• Request
Write out all the entries word for word and omit any pictures.

• Provided entries
====
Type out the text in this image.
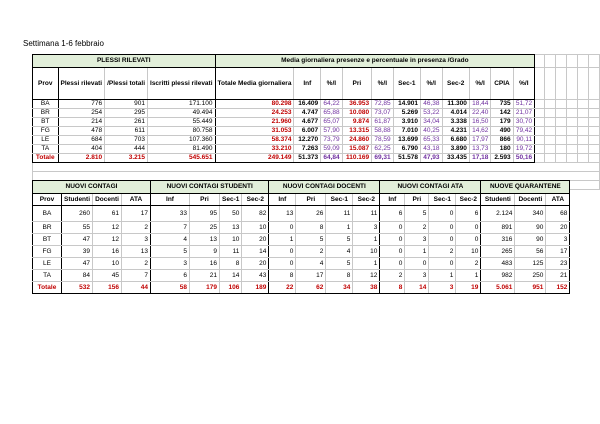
Settimana 1-6 febbraio
PLESSI RILEVATI				Media giornaliera presenze e percentuale in presenza /Grado																
Prov	Plessi rilevati	/Plessi totali	Iscritti plessi rilevati	Totale Media giornaliera	Inf	%/I	Pri	%/I	Sec-1	%/I	Sec-2	%/I	CPIA	%/I						
BA	776	901	171.100	80.298	16.409	64,22	36.953	72,85	14.901	46,38	11.300	18,44	735	51,72						
BR	254	295	49.494	24.253	4.747	65,88	10.080	73,07	5.269	53,22	4.014	22,40	142	21,07						
BT	214	261	55.449	21.960	4.677	65,07	9.874	61,87	3.910	34,04	3.338	16,50	179	30,70						
FG	478	611	80.758	31.053	6.007	57,90	13.315	58,88	7.010	40,25	4.231	14,62	490	79,42						
LE	684	703	107.360	58.374	12.270	73,79	24.860	78,59	13.699	65,33	6.680	17,97	866	90,11						
TA	404	444	81.490	33.210	7.263	59,09	15.087	62,25	6.790	43,18	3.890	13,73	180	19,72						
Totale	2.810	3.215	545.651	249.149	51.373	64,84	110.169	69,31	51.578	47,93	33.435	17,18	2.593	50,16						

NUOVI CONTAGI				NUOVI CONTAGI STUDENTI				NUOVI CONTAGI DOCENTI				NUOVI CONTAGI ATA				NUOVE QUARANTENE		
Prov	Studenti	Docenti	ATA	Inf	Pri	Sec-1	Sec-2	Inf	Pri	Sec-1	Sec-2	Inf	Pri	Sec-1	Sec-2	Studenti	Docenti	ATA
BA	260	61	17	33	95	50	82	13	26	11	11	6	5	0	6	2.124	340	68
BR	55	12	2	7	25	13	10	0	8	1	3	0	2	0	0	891	90	20
BT	47	12	3	4	13	10	20	1	5	5	1	0	3	0	0	316	90	3
FG	39	16	13	5	9	11	14	0	2	4	10	0	1	2	10	265	56	17
LE	47	10	2	3	16	8	20	0	4	5	1	0	0	0	2	483	125	23
TA	84	45	7	6	21	14	43	8	17	8	12	2	3	1	1	982	250	21
Totale	532	156	44	58	179	106	189	22	62	34	38	8	14	3	19	5.061	951	152
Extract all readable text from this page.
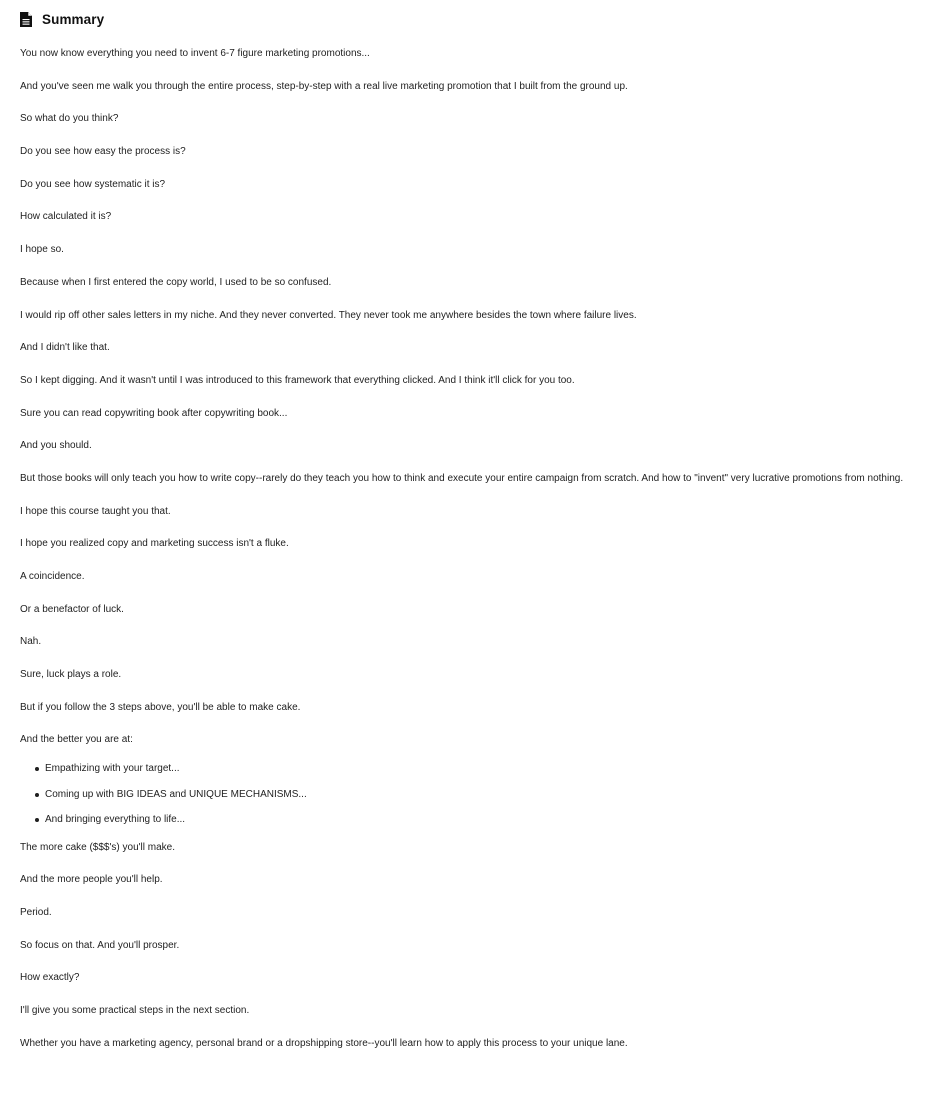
Summary

You now know everything you need to invent 6-7 figure marketing promotions...

And you've seen me walk you through the entire process, step-by-step with a real live marketing promotion that I built from the ground up.

So what do you think?

Do you see how easy the process is?

Do you see how systematic it is?

How calculated it is?

I hope so.

Because when I first entered the copy world, I used to be so confused.

I would rip off other sales letters in my niche. And they never converted. They never took me anywhere besides the town where failure lives.

And I didn't like that.

So I kept digging. And it wasn't until I was introduced to this framework that everything clicked. And I think it'll click for you too.

Sure you can read copywriting book after copywriting book...

And you should.

But those books will only teach you how to write copy--rarely do they teach you how to think and execute your entire campaign from scratch. And how to "invent" very lucrative promotions from nothing.

I hope this course taught you that.

I hope you realized copy and marketing success isn't a fluke.

A coincidence.

Or a benefactor of luck.

Nah.

Sure, luck plays a role.

But if you follow the 3 steps above, you'll be able to make cake.

And the better you are at:

Empathizing with your target...
Coming up with BIG IDEAS and UNIQUE MECHANISMS...
And bringing everything to life...

The more cake ($$$'s) you'll make.

And the more people you'll help.

Period.

So focus on that. And you'll prosper.

How exactly?

I'll give you some practical steps in the next section.

Whether you have a marketing agency, personal brand or a dropshipping store--you'll learn how to apply this process to your unique lane.
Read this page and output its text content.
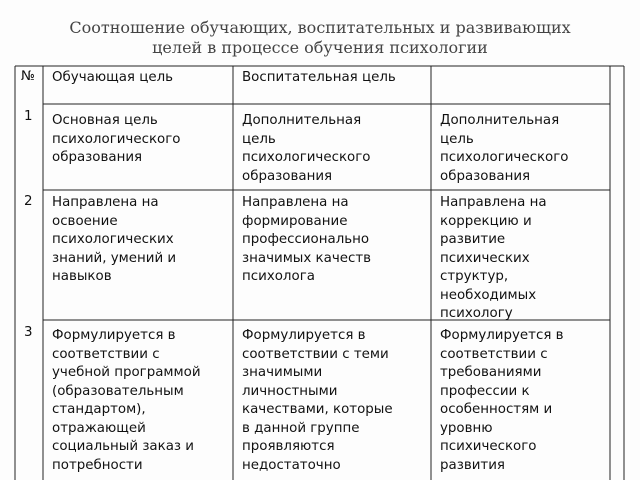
Соотношение обучающих, воспитательных и развивающих
целей в процессе обучения психологии
№
1
2
3
Обучающая цель	Воспитательная цель
Основная цель
психологического
образования
Дополнительная
цель
психологического
образования
Дополнительная
цель
психологического
образования
Направлена на
освоение
психологических
знаний, умений и
навыков
Направлена на
формирование
профессионально
значимых качеств
психолога
Направлена на
коррекцию и
развитие
психических
структур,
необходимых
психологу
Формулируется в
соответствии с
учебной программой
(образовательным
стандартом),
отражающей
социальный заказ и
потребности
Формулируется в
соответствии с теми
значимыми
личностными
качествами, которые
в данной группе
проявляются
недостаточно
Формулируется в
соответствии с
требованиями
профессии к
особенностям и
уровню
психического
развития
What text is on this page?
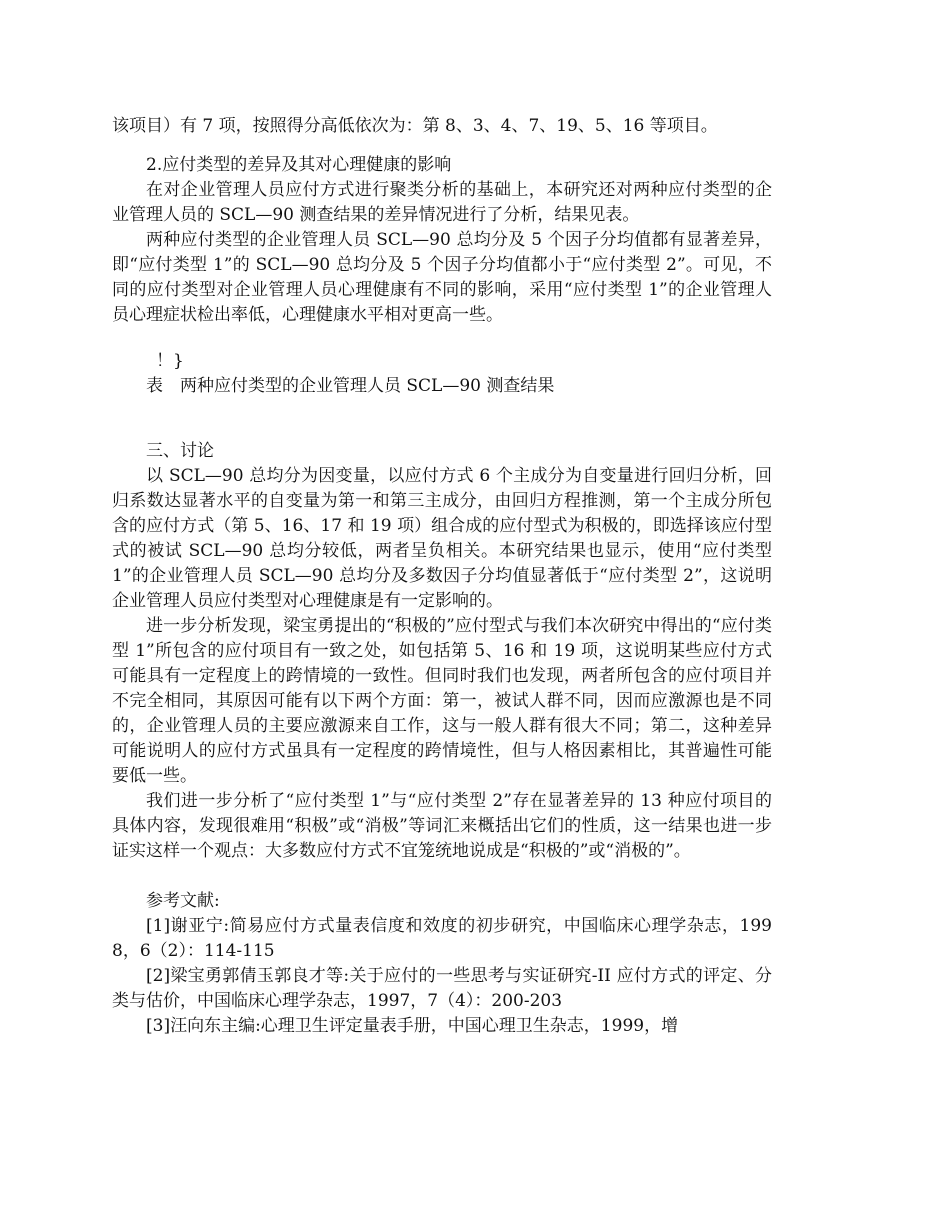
该项目）有 7 项，按照得分高低依次为：第 8、3、4、7、19、5、16 等项目。

2.应付类型的差异及其对心理健康的影响

在对企业管理人员应付方式进行聚类分析的基础上，本研究还对两种应付类型的企业管理人员的 SCL—90 测查结果的差异情况进行了分析，结果见表。

两种应付类型的企业管理人员 SCL—90 总均分及 5 个因子分均值都有显著差异，即“应付类型 1”的 SCL—90 总均分及 5 个因子分均值都小于“应付类型 2”。可见，不同的应付类型对企业管理人员心理健康有不同的影响，采用“应付类型 1”的企业管理人员心理症状检出率低，心理健康水平相对更高一些。

！}

表 两种应付类型的企业管理人员 SCL—90 测查结果

三、讨论

以 SCL—90 总均分为因变量，以应付方式 6 个主成分为自变量进行回归分析，回归系数达显著水平的自变量为第一和第三主成分，由回归方程推测，第一个主成分所包含的应付方式（第 5、16、17 和 19 项）组合成的应付型式为积极的，即选择该应付型式的被试 SCL—90 总均分较低，两者呈负相关。本研究结果也显示，使用“应付类型 1”的企业管理人员 SCL—90 总均分及多数因子分均值显著低于“应付类型 2”，这说明企业管理人员应付类型对心理健康是有一定影响的。

进一步分析发现，梁宝勇提出的“积极的”应付型式与我们本次研究中得出的“应付类型 1”所包含的应付项目有一致之处，如包括第 5、16 和 19 项，这说明某些应付方式可能具有一定程度上的跨情境的一致性。但同时我们也发现，两者所包含的应付项目并不完全相同，其原因可能有以下两个方面：第一，被试人群不同，因而应激源也是不同的，企业管理人员的主要应激源来自工作，这与一般人群有很大不同；第二，这种差异可能说明人的应付方式虽具有一定程度的跨情境性，但与人格因素相比，其普遍性可能要低一些。

我们进一步分析了“应付类型 1”与“应付类型 2”存在显著差异的 13 种应付项目的具体内容，发现很难用“积极”或“消极”等词汇来概括出它们的性质，这一结果也进一步证实这样一个观点：大多数应付方式不宜笼统地说成是“积极的”或“消极的”。

参考文献:

[1]谢亚宁:简易应付方式量表信度和效度的初步研究，中国临床心理学杂志，1998，6（2）：114-115

[2]梁宝勇郭倩玉郭良才等:关于应付的一些思考与实证研究-II 应付方式的评定、分类与估价，中国临床心理学杂志，1997，7（4）：200-203

[3]汪向东主编:心理卫生评定量表手册，中国心理卫生杂志，1999，增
====
• Solution for this exercise
Type out the text in this image.
Settimana 1-6 febbraio
PLESSI RILEVATI				Media giornaliera presenze e percentuale in presenza /Grado																
Prov	Plessi rilevati	/Plessi totali	Iscritti plessi rilevati	Totale Media giornaliera	Inf	%/I	Pri	%/I	Sec-1	%/I	Sec-2	%/I	CPIA	%/I						
BA	776	901	171.100	80.298	16.409	64,22	36.953	72,85	14.901	46,38	11.300	18,44	735	51,72						
BR	254	295	49.494	24.253	4.747	65,88	10.080	73,07	5.269	53,22	4.014	22,40	142	21,07						
BT	214	261	55.449	21.960	4.677	65,07	9.874	61,87	3.910	34,04	3.338	16,50	179	30,70						
FG	478	611	80.758	31.053	6.007	57,90	13.315	58,88	7.010	40,25	4.231	14,62	490	79,42						
LE	684	703	107.360	58.374	12.270	73,79	24.860	78,59	13.699	65,33	6.680	17,97	866	90,11						
TA	404	444	81.490	33.210	7.263	59,09	15.087	62,25	6.790	43,18	3.890	13,73	180	19,72						
Totale	2.810	3.215	545.651	249.149	51.373	64,84	110.169	69,31	51.578	47,93	33.435	17,18	2.593	50,16						

NUOVI CONTAGI				NUOVI CONTAGI STUDENTI				NUOVI CONTAGI DOCENTI				NUOVI CONTAGI ATA				NUOVE QUARANTENE		
Prov	Studenti	Docenti	ATA	Inf	Pri	Sec-1	Sec-2	Inf	Pri	Sec-1	Sec-2	Inf	Pri	Sec-1	Sec-2	Studenti	Docenti	ATA
BA	260	61	17	33	95	50	82	13	26	11	11	6	5	0	6	2.124	340	68
BR	55	12	2	7	25	13	10	0	8	1	3	0	2	0	0	891	90	20
BT	47	12	3	4	13	10	20	1	5	5	1	0	3	0	0	316	90	3
FG	39	16	13	5	9	11	14	0	2	4	10	0	1	2	10	265	56	17
LE	47	10	2	3	16	8	20	0	4	5	1	0	0	0	2	483	125	23
TA	84	45	7	6	21	14	43	8	17	8	12	2	3	1	1	982	250	21
Totale	532	156	44	58	179	106	189	22	62	34	38	8	14	3	19	5.061	951	152
Extract all readable text from this page.
Summary

You now know everything you need to invent 6-7 figure marketing promotions...

And you've seen me walk you through the entire process, step-by-step with a real live marketing promotion that I built from the ground up.

So what do you think?

Do you see how easy the process is?

Do you see how systematic it is?

How calculated it is?

I hope so.

Because when I first entered the copy world, I used to be so confused.

I would rip off other sales letters in my niche. And they never converted. They never took me anywhere besides the town where failure lives.

And I didn't like that.

So I kept digging. And it wasn't until I was introduced to this framework that everything clicked. And I think it'll click for you too.

Sure you can read copywriting book after copywriting book...

And you should.

But those books will only teach you how to write copy--rarely do they teach you how to think and execute your entire campaign from scratch. And how to "invent" very lucrative promotions from nothing.

I hope this course taught you that.

I hope you realized copy and marketing success isn't a fluke.

A coincidence.

Or a benefactor of luck.

Nah.

Sure, luck plays a role.

But if you follow the 3 steps above, you'll be able to make cake.

And the better you are at:

Empathizing with your target...
Coming up with BIG IDEAS and UNIQUE MECHANISMS...
And bringing everything to life...

The more cake ($$$'s) you'll make.

And the more people you'll help.

Period.

So focus on that. And you'll prosper.

How exactly?

I'll give you some practical steps in the next section.

Whether you have a marketing agency, personal brand or a dropshipping store--you'll learn how to apply this process to your unique lane.
Read this page and output its text content.
Соотношение обучающих, воспитательных и развивающих
целей в процессе обучения психологии
№
1
2
3
Обучающая цель	Воспитательная цель
Основная цель
психологического
образования
Дополнительная
цель
психологического
образования
Дополнительная
цель
психологического
образования
Направлена на
освоение
психологических
знаний, умений и
навыков
Направлена на
формирование
профессионально
значимых качеств
психолога
Направлена на
коррекцию и
развитие
психических
структур,
необходимых
психологу
Формулируется в
соответствии с
учебной программой
(образовательным
стандартом),
отражающей
социальный заказ и
потребности
Формулируется в
соответствии с теми
значимыми
личностными
качествами, которые
в данной группе
проявляются
недостаточно
Формулируется в
соответствии с
требованиями
профессии к
особенностям и
уровню
психического
развития
What text is on this page?
该项目）有 7 项，按照得分高低依次为：第 8、3、4、7、19、5、16 等项目。

2.应付类型的差异及其对心理健康的影响

在对企业管理人员应付方式进行聚类分析的基础上，本研究还对两种应付类型的企业管理人员的 SCL—90 测查结果的差异情况进行了分析，结果见表。

两种应付类型的企业管理人员 SCL—90 总均分及 5 个因子分均值都有显著差异，即“应付类型 1”的 SCL—90 总均分及 5 个因子分均值都小于“应付类型 2”。可见，不同的应付类型对企业管理人员心理健康有不同的影响，采用“应付类型 1”的企业管理人员心理症状检出率低，心理健康水平相对更高一些。

！}

表 两种应付类型的企业管理人员 SCL—90 测查结果

三、讨论

以 SCL—90 总均分为因变量，以应付方式 6 个主成分为自变量进行回归分析，回归系数达显著水平的自变量为第一和第三主成分，由回归方程推测，第一个主成分所包含的应付方式（第 5、16、17 和 19 项）组合成的应付型式为积极的，即选择该应付型式的被试 SCL—90 总均分较低，两者呈负相关。本研究结果也显示，使用“应付类型 1”的企业管理人员 SCL—90 总均分及多数因子分均值显著低于“应付类型 2”，这说明企业管理人员应付类型对心理健康是有一定影响的。

进一步分析发现，梁宝勇提出的“积极的”应付型式与我们本次研究中得出的“应付类型 1”所包含的应付项目有一致之处，如包括第 5、16 和 19 项，这说明某些应付方式可能具有一定程度上的跨情境的一致性。但同时我们也发现，两者所包含的应付项目并不完全相同，其原因可能有以下两个方面：第一，被试人群不同，因而应激源也是不同的，企业管理人员的主要应激源来自工作，这与一般人群有很大不同；第二，这种差异可能说明人的应付方式虽具有一定程度的跨情境性，但与人格因素相比，其普遍性可能要低一些。

我们进一步分析了“应付类型 1”与“应付类型 2”存在显著差异的 13 种应付项目的具体内容，发现很难用“积极”或“消极”等词汇来概括出它们的性质，这一结果也进一步证实这样一个观点：大多数应付方式不宜笼统地说成是“积极的”或“消极的”。

参考文献:

[1]谢亚宁:简易应付方式量表信度和效度的初步研究，中国临床心理学杂志，1998，6（2）：114-115

[2]梁宝勇郭倩玉郭良才等:关于应付的一些思考与实证研究-II 应付方式的评定、分类与估价，中国临床心理学杂志，1997，7（4）：200-203

[3]汪向东主编:心理卫生评定量表手册，中国心理卫生杂志，1999，增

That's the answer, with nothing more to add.